Records for this exercise:
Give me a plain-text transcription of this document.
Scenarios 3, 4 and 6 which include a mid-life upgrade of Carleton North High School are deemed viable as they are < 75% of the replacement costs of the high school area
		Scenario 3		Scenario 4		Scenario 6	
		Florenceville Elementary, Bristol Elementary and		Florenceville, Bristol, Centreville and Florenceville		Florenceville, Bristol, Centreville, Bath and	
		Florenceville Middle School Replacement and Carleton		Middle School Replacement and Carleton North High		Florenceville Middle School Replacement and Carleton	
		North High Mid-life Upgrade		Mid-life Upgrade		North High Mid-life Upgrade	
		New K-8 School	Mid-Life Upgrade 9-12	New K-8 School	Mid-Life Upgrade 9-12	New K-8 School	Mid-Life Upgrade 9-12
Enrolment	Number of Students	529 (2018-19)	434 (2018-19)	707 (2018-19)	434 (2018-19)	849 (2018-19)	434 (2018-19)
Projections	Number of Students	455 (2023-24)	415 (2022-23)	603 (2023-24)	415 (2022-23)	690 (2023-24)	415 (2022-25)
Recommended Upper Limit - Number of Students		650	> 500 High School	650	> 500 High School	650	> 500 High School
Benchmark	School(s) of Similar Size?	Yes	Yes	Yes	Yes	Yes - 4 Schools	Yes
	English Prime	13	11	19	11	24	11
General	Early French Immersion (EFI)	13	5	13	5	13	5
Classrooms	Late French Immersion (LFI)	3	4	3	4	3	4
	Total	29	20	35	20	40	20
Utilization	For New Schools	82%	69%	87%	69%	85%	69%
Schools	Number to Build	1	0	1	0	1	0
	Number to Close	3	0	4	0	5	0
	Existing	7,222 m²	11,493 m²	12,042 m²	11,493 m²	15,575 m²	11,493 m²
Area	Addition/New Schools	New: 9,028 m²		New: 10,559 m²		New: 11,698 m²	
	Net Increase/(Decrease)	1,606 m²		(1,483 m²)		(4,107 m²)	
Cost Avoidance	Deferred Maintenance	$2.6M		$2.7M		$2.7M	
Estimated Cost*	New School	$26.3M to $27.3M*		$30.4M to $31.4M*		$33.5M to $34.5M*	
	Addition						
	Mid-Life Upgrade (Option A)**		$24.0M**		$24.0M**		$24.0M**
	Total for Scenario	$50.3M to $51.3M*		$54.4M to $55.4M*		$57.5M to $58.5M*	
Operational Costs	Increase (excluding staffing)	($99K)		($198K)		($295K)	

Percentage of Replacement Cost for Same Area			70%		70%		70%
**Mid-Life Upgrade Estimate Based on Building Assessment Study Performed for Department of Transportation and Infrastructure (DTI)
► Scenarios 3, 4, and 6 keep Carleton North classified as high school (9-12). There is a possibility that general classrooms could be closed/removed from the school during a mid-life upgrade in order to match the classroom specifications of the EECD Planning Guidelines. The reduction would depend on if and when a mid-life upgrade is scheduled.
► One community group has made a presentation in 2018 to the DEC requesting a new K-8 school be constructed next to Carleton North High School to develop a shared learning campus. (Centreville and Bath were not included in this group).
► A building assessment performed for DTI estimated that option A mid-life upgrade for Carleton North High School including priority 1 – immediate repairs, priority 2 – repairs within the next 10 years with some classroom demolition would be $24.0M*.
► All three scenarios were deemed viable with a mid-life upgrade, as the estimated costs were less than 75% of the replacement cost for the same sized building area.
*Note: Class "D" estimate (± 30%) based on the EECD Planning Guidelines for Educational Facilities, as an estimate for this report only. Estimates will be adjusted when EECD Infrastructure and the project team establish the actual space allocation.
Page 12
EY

Written instruction: Each record above must be given again exactly.

Answer in full:
Give me a plain-text transcription of this document.
Scenarios 3, 4 and 6 which include a mid-life upgrade of Carleton North High School are deemed viable as they are < 75% of the replacement costs of the high school area
		Scenario 3		Scenario 4		Scenario 6	
		Florenceville Elementary, Bristol Elementary and		Florenceville, Bristol, Centreville and Florenceville		Florenceville, Bristol, Centreville, Bath and	
		Florenceville Middle School Replacement and Carleton		Middle School Replacement and Carleton North High		Florenceville Middle School Replacement and Carleton	
		North High Mid-life Upgrade		Mid-life Upgrade		North High Mid-life Upgrade	
		New K-8 School	Mid-Life Upgrade 9-12	New K-8 School	Mid-Life Upgrade 9-12	New K-8 School	Mid-Life Upgrade 9-12
Enrolment	Number of Students	529 (2018-19)	434 (2018-19)	707 (2018-19)	434 (2018-19)	849 (2018-19)	434 (2018-19)
Projections	Number of Students	455 (2023-24)	415 (2022-23)	603 (2023-24)	415 (2022-23)	690 (2023-24)	415 (2022-25)
Recommended Upper Limit - Number of Students		650	> 500 High School	650	> 500 High School	650	> 500 High School
Benchmark	School(s) of Similar Size?	Yes	Yes	Yes	Yes	Yes - 4 Schools	Yes
	English Prime	13	11	19	11	24	11
General	Early French Immersion (EFI)	13	5	13	5	13	5
Classrooms	Late French Immersion (LFI)	3	4	3	4	3	4
	Total	29	20	35	20	40	20
Utilization	For New Schools	82%	69%	87%	69%	85%	69%
Schools	Number to Build	1	0	1	0	1	0
	Number to Close	3	0	4	0	5	0
	Existing	7,222 m²	11,493 m²	12,042 m²	11,493 m²	15,575 m²	11,493 m²
Area	Addition/New Schools	New: 9,028 m²		New: 10,559 m²		New: 11,698 m²	
	Net Increase/(Decrease)	1,606 m²		(1,483 m²)		(4,107 m²)	
Cost Avoidance	Deferred Maintenance	$2.6M		$2.7M		$2.7M	
Estimated Cost*	New School	$26.3M to $27.3M*		$30.4M to $31.4M*		$33.5M to $34.5M*	
	Addition						
	Mid-Life Upgrade (Option A)**		$24.0M**		$24.0M**		$24.0M**
	Total for Scenario	$50.3M to $51.3M*		$54.4M to $55.4M*		$57.5M to $58.5M*	
Operational Costs	Increase (excluding staffing)	($99K)		($198K)		($295K)	

Percentage of Replacement Cost for Same Area			70%		70%		70%
**Mid-Life Upgrade Estimate Based on Building Assessment Study Performed for Department of Transportation and Infrastructure (DTI)
► Scenarios 3, 4, and 6 keep Carleton North classified as high school (9-12). There is a possibility that general classrooms could be closed/removed from the school during a mid-life upgrade in order to match the classroom specifications of the EECD Planning Guidelines. The reduction would depend on if and when a mid-life upgrade is scheduled.
► One community group has made a presentation in 2018 to the DEC requesting a new K-8 school be constructed next to Carleton North High School to develop a shared learning campus. (Centreville and Bath were not included in this group).
► A building assessment performed for DTI estimated that option A mid-life upgrade for Carleton North High School including priority 1 – immediate repairs, priority 2 – repairs within the next 10 years with some classroom demolition would be $24.0M*.
► All three scenarios were deemed viable with a mid-life upgrade, as the estimated costs were less than 75% of the replacement cost for the same sized building area.
*Note: Class "D" estimate (± 30%) based on the EECD Planning Guidelines for Educational Facilities, as an estimate for this report only. Estimates will be adjusted when EECD Infrastructure and the project team establish the actual space allocation.
Page 12
EY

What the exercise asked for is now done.